### Your task
Give the material again in full, matching it exactly.

━━ Given data ━━

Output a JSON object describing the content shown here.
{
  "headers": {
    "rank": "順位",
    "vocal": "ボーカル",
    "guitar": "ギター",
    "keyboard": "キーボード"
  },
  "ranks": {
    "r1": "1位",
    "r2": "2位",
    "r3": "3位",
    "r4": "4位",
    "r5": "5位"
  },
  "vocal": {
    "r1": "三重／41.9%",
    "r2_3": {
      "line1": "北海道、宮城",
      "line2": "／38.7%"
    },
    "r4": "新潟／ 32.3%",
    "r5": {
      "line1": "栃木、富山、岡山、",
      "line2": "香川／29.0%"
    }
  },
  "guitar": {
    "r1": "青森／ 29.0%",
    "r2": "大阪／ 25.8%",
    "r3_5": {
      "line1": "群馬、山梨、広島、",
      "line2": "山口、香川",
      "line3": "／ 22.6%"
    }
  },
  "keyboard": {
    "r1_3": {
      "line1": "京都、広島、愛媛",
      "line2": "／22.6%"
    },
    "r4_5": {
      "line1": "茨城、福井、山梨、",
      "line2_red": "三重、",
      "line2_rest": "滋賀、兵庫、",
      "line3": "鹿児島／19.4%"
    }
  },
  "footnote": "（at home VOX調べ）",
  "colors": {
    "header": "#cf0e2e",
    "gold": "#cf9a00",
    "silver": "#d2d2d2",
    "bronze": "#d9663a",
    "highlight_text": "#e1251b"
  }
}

━━━

### The reply
Output a JSON object describing the content shown here.
{
  "headers": {
    "rank": "順位",
    "vocal": "ボーカル",
    "guitar": "ギター",
    "keyboard": "キーボード"
  },
  "ranks": {
    "r1": "1位",
    "r2": "2位",
    "r3": "3位",
    "r4": "4位",
    "r5": "5位"
  },
  "vocal": {
    "r1": "三重／41.9%",
    "r2_3": {
      "line1": "北海道、宮城",
      "line2": "／38.7%"
    },
    "r4": "新潟／ 32.3%",
    "r5": {
      "line1": "栃木、富山、岡山、",
      "line2": "香川／29.0%"
    }
  },
  "guitar": {
    "r1": "青森／ 29.0%",
    "r2": "大阪／ 25.8%",
    "r3_5": {
      "line1": "群馬、山梨、広島、",
      "line2": "山口、香川",
      "line3": "／ 22.6%"
    }
  },
  "keyboard": {
    "r1_3": {
      "line1": "京都、広島、愛媛",
      "line2": "／22.6%"
    },
    "r4_5": {
      "line1": "茨城、福井、山梨、",
      "line2_red": "三重、",
      "line2_rest": "滋賀、兵庫、",
      "line3": "鹿児島／19.4%"
    }
  },
  "footnote": "（at home VOX調べ）",
  "colors": {
    "header": "#cf0e2e",
    "gold": "#cf9a00",
    "silver": "#d2d2d2",
    "bronze": "#d9663a",
    "highlight_text": "#e1251b"
  }
}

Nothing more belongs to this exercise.